---------- PROVIDED ENTRIES
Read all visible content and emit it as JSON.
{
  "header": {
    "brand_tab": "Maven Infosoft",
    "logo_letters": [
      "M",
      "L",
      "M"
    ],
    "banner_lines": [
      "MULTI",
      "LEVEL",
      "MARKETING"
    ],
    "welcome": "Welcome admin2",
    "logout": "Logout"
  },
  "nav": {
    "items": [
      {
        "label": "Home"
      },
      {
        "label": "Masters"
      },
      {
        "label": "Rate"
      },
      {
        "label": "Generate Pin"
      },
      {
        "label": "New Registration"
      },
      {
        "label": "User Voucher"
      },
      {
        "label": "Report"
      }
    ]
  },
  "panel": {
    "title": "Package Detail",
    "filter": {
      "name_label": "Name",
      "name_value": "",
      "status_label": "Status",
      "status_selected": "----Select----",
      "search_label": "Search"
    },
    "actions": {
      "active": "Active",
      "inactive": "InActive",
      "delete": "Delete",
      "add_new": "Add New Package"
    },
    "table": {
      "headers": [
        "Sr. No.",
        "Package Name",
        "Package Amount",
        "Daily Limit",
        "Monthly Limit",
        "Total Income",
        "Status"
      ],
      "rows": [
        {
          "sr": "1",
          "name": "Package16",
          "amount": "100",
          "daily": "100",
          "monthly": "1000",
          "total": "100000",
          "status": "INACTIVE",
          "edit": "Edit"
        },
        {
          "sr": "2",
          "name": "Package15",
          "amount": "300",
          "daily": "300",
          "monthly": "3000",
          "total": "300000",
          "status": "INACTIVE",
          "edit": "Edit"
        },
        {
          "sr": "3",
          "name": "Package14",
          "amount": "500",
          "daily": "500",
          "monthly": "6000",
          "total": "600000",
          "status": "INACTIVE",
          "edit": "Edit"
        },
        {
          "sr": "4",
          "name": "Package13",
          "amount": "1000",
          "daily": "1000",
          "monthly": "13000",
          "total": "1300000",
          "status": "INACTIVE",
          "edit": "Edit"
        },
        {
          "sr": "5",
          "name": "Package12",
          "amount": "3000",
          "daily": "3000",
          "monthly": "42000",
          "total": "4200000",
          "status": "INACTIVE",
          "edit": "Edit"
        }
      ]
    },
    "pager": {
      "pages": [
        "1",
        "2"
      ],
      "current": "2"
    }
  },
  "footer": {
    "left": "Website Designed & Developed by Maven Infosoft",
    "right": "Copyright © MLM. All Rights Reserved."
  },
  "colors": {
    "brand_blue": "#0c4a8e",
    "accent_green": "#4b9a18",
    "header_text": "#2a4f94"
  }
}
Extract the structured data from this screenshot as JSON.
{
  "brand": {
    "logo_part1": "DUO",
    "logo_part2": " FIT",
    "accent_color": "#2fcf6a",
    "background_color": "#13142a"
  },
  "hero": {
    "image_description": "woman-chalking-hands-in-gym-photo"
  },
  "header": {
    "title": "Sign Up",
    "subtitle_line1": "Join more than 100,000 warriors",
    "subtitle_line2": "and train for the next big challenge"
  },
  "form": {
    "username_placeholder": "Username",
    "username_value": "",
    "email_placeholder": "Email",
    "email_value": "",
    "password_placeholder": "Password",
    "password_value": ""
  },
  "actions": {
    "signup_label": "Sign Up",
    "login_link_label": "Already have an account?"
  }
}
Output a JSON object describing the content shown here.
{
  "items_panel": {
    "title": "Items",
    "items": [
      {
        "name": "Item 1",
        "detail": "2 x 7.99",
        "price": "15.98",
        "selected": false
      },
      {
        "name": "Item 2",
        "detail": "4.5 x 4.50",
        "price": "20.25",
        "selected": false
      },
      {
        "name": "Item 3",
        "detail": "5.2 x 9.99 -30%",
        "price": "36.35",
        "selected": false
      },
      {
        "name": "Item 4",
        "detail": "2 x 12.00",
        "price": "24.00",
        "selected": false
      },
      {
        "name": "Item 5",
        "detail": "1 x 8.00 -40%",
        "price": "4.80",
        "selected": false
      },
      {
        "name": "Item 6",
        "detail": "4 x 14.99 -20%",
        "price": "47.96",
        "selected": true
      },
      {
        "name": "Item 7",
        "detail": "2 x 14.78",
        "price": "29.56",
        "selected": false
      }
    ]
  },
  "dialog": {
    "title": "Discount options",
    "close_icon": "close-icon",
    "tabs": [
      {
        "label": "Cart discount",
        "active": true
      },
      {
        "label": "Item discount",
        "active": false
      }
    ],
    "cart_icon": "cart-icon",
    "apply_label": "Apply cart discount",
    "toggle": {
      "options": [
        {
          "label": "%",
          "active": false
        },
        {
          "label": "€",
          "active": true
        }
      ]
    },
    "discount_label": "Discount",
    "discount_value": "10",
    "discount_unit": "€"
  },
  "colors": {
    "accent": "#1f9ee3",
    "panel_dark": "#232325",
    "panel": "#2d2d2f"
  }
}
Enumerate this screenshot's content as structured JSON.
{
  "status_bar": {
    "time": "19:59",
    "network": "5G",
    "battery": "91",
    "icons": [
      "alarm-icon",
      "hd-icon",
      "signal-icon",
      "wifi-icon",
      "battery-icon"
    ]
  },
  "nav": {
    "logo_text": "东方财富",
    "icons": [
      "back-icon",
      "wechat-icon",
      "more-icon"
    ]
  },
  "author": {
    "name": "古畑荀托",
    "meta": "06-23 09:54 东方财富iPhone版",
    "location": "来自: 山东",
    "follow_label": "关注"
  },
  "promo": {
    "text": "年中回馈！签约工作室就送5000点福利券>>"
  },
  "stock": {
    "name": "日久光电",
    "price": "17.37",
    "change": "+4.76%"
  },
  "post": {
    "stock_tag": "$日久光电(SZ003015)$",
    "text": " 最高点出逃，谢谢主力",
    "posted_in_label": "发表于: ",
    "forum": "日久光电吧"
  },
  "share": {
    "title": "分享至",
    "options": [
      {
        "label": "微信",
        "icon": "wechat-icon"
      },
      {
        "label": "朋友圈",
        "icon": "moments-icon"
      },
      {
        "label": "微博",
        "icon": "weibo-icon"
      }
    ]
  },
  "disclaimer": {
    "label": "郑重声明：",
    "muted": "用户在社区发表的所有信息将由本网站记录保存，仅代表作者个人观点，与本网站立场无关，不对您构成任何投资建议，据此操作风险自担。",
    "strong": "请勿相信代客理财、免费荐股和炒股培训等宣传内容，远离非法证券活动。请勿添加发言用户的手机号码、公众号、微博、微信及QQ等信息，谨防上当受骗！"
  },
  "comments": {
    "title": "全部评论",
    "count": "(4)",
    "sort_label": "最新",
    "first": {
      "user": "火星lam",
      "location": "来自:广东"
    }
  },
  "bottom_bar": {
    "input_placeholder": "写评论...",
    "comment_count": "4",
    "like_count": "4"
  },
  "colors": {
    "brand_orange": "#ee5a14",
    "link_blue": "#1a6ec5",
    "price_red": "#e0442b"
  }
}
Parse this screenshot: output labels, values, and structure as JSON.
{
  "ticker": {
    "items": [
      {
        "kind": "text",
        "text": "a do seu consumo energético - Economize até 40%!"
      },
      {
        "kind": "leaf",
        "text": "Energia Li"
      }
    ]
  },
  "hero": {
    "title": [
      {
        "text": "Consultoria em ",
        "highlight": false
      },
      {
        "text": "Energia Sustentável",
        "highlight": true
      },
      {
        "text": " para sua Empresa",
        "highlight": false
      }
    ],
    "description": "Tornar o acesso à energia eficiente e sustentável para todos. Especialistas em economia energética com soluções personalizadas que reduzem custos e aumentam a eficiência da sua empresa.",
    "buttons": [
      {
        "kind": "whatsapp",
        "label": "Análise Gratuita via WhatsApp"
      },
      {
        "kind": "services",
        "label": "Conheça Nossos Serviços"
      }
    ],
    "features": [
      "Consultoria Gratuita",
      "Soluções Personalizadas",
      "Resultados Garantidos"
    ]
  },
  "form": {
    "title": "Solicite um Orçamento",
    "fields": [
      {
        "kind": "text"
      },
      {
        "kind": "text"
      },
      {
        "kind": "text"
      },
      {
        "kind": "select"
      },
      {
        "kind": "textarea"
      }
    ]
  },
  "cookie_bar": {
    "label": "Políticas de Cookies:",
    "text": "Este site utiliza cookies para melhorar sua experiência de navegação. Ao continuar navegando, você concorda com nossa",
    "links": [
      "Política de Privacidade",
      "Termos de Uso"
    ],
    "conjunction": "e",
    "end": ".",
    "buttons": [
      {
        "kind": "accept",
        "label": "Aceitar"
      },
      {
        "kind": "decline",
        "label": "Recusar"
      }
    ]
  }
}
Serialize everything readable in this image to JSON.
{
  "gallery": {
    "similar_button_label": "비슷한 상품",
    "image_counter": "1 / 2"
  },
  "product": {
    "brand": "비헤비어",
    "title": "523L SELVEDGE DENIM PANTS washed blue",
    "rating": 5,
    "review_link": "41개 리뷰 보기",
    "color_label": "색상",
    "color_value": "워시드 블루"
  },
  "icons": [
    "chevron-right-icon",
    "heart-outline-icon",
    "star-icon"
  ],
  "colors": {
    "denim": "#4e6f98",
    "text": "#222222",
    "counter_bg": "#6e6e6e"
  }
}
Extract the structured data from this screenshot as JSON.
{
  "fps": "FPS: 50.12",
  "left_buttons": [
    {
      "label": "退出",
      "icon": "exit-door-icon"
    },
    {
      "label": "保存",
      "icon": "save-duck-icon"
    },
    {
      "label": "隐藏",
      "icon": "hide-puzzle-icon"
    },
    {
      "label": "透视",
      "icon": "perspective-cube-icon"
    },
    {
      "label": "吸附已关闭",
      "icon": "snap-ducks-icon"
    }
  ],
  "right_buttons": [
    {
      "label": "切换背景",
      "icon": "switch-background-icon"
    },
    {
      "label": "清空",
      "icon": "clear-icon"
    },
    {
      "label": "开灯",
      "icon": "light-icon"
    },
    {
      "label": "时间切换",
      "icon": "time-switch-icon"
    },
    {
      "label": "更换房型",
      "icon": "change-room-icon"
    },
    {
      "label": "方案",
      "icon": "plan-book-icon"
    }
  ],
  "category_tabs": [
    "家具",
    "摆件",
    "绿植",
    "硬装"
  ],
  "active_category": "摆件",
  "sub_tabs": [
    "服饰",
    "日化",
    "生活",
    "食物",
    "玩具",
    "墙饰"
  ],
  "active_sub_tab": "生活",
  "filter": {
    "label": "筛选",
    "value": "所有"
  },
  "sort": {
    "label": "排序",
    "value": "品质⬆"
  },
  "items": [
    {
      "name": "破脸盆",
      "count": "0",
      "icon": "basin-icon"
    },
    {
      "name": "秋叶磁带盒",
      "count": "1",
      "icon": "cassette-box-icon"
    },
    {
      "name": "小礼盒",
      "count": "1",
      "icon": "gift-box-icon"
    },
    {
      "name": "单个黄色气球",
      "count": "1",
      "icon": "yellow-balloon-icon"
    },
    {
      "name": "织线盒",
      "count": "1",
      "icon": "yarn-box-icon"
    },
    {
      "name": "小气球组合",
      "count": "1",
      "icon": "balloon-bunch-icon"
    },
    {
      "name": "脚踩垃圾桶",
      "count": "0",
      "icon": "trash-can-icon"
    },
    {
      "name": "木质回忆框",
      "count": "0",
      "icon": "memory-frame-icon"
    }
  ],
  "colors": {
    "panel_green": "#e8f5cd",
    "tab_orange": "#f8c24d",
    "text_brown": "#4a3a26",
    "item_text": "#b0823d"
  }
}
--------------------
__SET TASK__. Each line in the entries above that includes the string "screenshot" should be extracted.

__TASK OUTPUT__.
Extract the structured data from this screenshot as JSON.
Enumerate this screenshot's content as structured JSON.
Parse this screenshot: output labels, values, and structure as JSON.
Extract the structured data from this screenshot as JSON.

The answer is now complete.